_Work to complete_
Below are the records; reproduce all of them exactly but without any images.

_Data records_
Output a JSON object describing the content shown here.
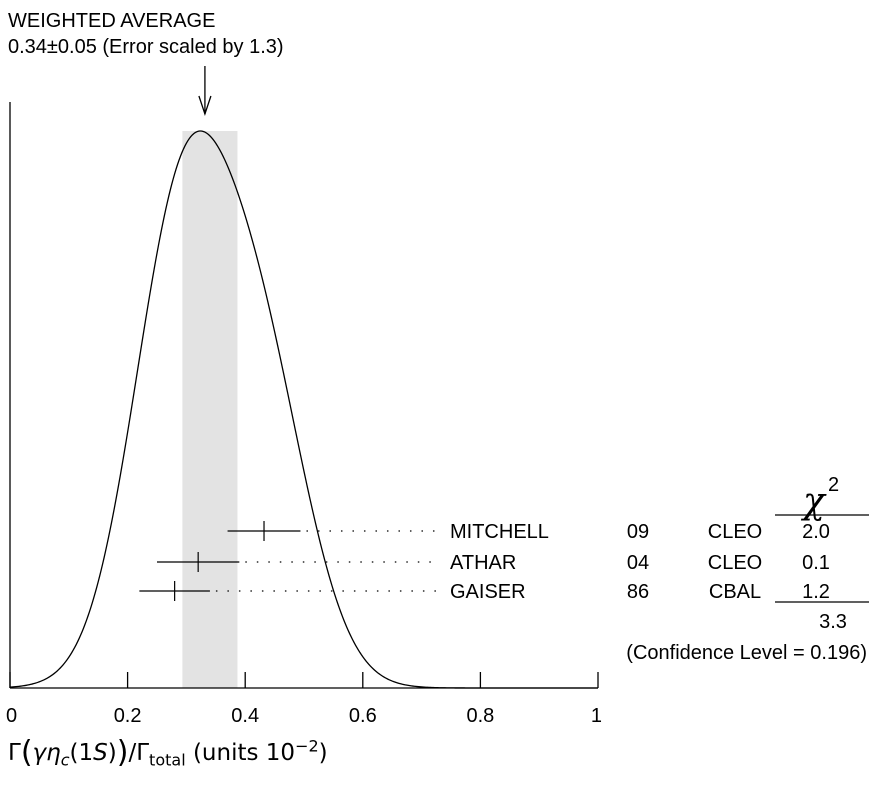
{
  "header": {
    "title": "WEIGHTED AVERAGE",
    "subtitle": "0.34±0.05 (Error scaled by 1.3)"
  },
  "chart_data": {
    "type": "ideogram",
    "xlim": [
      0,
      1
    ],
    "x_ticks": [
      "0",
      "0.2",
      "0.4",
      "0.6",
      "0.8",
      "1"
    ],
    "xlabel": "Γ(γη_c(1S))/Γ_total (units 10^−2)",
    "weighted_average": {
      "value": 0.34,
      "error": 0.05,
      "error_scale": 1.3
    },
    "measurements": [
      {
        "name": "MITCHELL",
        "year": "09",
        "experiment": "CLEO",
        "value": 0.432,
        "low": 0.37,
        "high": 0.494,
        "chi2": "2.0"
      },
      {
        "name": "ATHAR",
        "year": "04",
        "experiment": "CLEO",
        "value": 0.32,
        "low": 0.25,
        "high": 0.39,
        "chi2": "0.1"
      },
      {
        "name": "GAISER",
        "year": "86",
        "experiment": "CBAL",
        "value": 0.28,
        "low": 0.22,
        "high": 0.34,
        "chi2": "1.2"
      }
    ],
    "chi2_header": "χ",
    "chi2_exponent": "2",
    "chi2_total": "3.3",
    "confidence_level": "(Confidence Level = 0.196)"
  },
  "xlabel_parts": {
    "gamma": "Γ",
    "lparen": "(",
    "inner_gamma": "γ",
    "eta": "η",
    "eta_sub": "c",
    "state": "(1",
    "state_s": "S",
    "state_close": ")",
    "rparen": ")",
    "slash": "/Γ",
    "total_sub": "total",
    "units": " (units 10",
    "units_exp": "−2",
    "units_close": ")"
  }
}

_Reply to the exercise_
Output a JSON object describing the content shown here.
{
  "header": {
    "title": "WEIGHTED AVERAGE",
    "subtitle": "0.34±0.05 (Error scaled by 1.3)"
  },
  "chart_data": {
    "type": "ideogram",
    "xlim": [
      0,
      1
    ],
    "x_ticks": [
      "0",
      "0.2",
      "0.4",
      "0.6",
      "0.8",
      "1"
    ],
    "xlabel": "Γ(γη_c(1S))/Γ_total (units 10^−2)",
    "weighted_average": {
      "value": 0.34,
      "error": 0.05,
      "error_scale": 1.3
    },
    "measurements": [
      {
        "name": "MITCHELL",
        "year": "09",
        "experiment": "CLEO",
        "value": 0.432,
        "low": 0.37,
        "high": 0.494,
        "chi2": "2.0"
      },
      {
        "name": "ATHAR",
        "year": "04",
        "experiment": "CLEO",
        "value": 0.32,
        "low": 0.25,
        "high": 0.39,
        "chi2": "0.1"
      },
      {
        "name": "GAISER",
        "year": "86",
        "experiment": "CBAL",
        "value": 0.28,
        "low": 0.22,
        "high": 0.34,
        "chi2": "1.2"
      }
    ],
    "chi2_header": "χ",
    "chi2_exponent": "2",
    "chi2_total": "3.3",
    "confidence_level": "(Confidence Level = 0.196)"
  },
  "xlabel_parts": {
    "gamma": "Γ",
    "lparen": "(",
    "inner_gamma": "γ",
    "eta": "η",
    "eta_sub": "c",
    "state": "(1",
    "state_s": "S",
    "state_close": ")",
    "rparen": ")",
    "slash": "/Γ",
    "total_sub": "total",
    "units": " (units 10",
    "units_exp": "−2",
    "units_close": ")"
  }
}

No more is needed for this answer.